# RECORD SET:
◆ ◆ ◆
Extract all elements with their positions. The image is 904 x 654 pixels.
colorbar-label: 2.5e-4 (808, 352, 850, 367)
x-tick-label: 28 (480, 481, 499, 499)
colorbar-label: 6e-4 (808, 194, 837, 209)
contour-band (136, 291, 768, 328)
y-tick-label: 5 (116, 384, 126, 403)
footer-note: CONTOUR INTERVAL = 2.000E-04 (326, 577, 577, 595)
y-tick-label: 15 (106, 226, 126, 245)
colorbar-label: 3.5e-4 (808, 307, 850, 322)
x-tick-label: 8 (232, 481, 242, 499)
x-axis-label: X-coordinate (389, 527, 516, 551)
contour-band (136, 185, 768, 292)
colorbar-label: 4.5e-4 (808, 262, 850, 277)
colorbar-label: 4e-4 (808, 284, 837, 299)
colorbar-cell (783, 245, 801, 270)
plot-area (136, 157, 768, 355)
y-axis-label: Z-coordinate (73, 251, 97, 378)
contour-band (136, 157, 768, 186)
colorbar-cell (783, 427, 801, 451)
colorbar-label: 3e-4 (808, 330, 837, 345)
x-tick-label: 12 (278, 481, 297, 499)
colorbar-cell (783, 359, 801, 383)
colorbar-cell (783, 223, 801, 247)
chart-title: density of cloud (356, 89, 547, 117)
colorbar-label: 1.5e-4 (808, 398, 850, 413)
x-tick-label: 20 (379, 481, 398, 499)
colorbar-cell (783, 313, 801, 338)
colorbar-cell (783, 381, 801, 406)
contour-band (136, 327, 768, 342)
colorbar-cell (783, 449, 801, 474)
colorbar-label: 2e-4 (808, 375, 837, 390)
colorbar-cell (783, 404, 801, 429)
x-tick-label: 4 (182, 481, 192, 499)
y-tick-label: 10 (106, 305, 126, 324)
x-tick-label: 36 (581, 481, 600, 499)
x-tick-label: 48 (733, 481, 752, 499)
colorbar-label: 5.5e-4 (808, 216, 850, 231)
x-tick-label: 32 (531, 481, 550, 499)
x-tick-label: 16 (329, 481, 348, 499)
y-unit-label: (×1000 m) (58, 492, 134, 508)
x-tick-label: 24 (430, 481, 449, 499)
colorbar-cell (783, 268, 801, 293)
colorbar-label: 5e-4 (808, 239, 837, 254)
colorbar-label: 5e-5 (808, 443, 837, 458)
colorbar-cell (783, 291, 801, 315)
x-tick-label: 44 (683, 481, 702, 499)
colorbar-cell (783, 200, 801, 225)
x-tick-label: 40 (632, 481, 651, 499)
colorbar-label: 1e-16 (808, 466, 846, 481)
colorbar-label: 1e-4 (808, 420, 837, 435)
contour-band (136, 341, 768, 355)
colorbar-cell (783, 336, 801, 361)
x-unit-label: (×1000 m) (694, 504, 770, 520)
◆ ◆ ◆
# EXERCISE:
Reproduce every line of the material above verbatim, keeping the original order and changing nothing.

# REPLY TO THE TASK:
Extract all elements with their positions. The image is 904 x 654 pixels.
colorbar-label: 2.5e-4 (808, 352, 850, 367)
x-tick-label: 28 (480, 481, 499, 499)
colorbar-label: 6e-4 (808, 194, 837, 209)
contour-band (136, 291, 768, 328)
y-tick-label: 5 (116, 384, 126, 403)
footer-note: CONTOUR INTERVAL = 2.000E-04 (326, 577, 577, 595)
y-tick-label: 15 (106, 226, 126, 245)
colorbar-label: 3.5e-4 (808, 307, 850, 322)
x-tick-label: 8 (232, 481, 242, 499)
x-axis-label: X-coordinate (389, 527, 516, 551)
contour-band (136, 185, 768, 292)
colorbar-label: 4.5e-4 (808, 262, 850, 277)
colorbar-label: 4e-4 (808, 284, 837, 299)
colorbar-cell (783, 245, 801, 270)
plot-area (136, 157, 768, 355)
y-axis-label: Z-coordinate (73, 251, 97, 378)
contour-band (136, 157, 768, 186)
colorbar-cell (783, 427, 801, 451)
colorbar-label: 3e-4 (808, 330, 837, 345)
x-tick-label: 12 (278, 481, 297, 499)
colorbar-cell (783, 359, 801, 383)
colorbar-cell (783, 223, 801, 247)
chart-title: density of cloud (356, 89, 547, 117)
colorbar-label: 1.5e-4 (808, 398, 850, 413)
x-tick-label: 20 (379, 481, 398, 499)
colorbar-cell (783, 313, 801, 338)
colorbar-cell (783, 381, 801, 406)
contour-band (136, 327, 768, 342)
colorbar-cell (783, 449, 801, 474)
colorbar-label: 2e-4 (808, 375, 837, 390)
colorbar-cell (783, 404, 801, 429)
x-tick-label: 4 (182, 481, 192, 499)
y-tick-label: 10 (106, 305, 126, 324)
x-tick-label: 36 (581, 481, 600, 499)
x-tick-label: 48 (733, 481, 752, 499)
colorbar-label: 5.5e-4 (808, 216, 850, 231)
x-tick-label: 32 (531, 481, 550, 499)
x-tick-label: 16 (329, 481, 348, 499)
y-unit-label: (×1000 m) (58, 492, 134, 508)
x-tick-label: 24 (430, 481, 449, 499)
colorbar-cell (783, 268, 801, 293)
colorbar-label: 5e-4 (808, 239, 837, 254)
colorbar-label: 5e-5 (808, 443, 837, 458)
colorbar-cell (783, 291, 801, 315)
x-tick-label: 44 (683, 481, 702, 499)
colorbar-cell (783, 200, 801, 225)
x-tick-label: 40 (632, 481, 651, 499)
colorbar-label: 1e-16 (808, 466, 846, 481)
colorbar-label: 1e-4 (808, 420, 837, 435)
contour-band (136, 341, 768, 355)
colorbar-cell (783, 336, 801, 361)
x-unit-label: (×1000 m) (694, 504, 770, 520)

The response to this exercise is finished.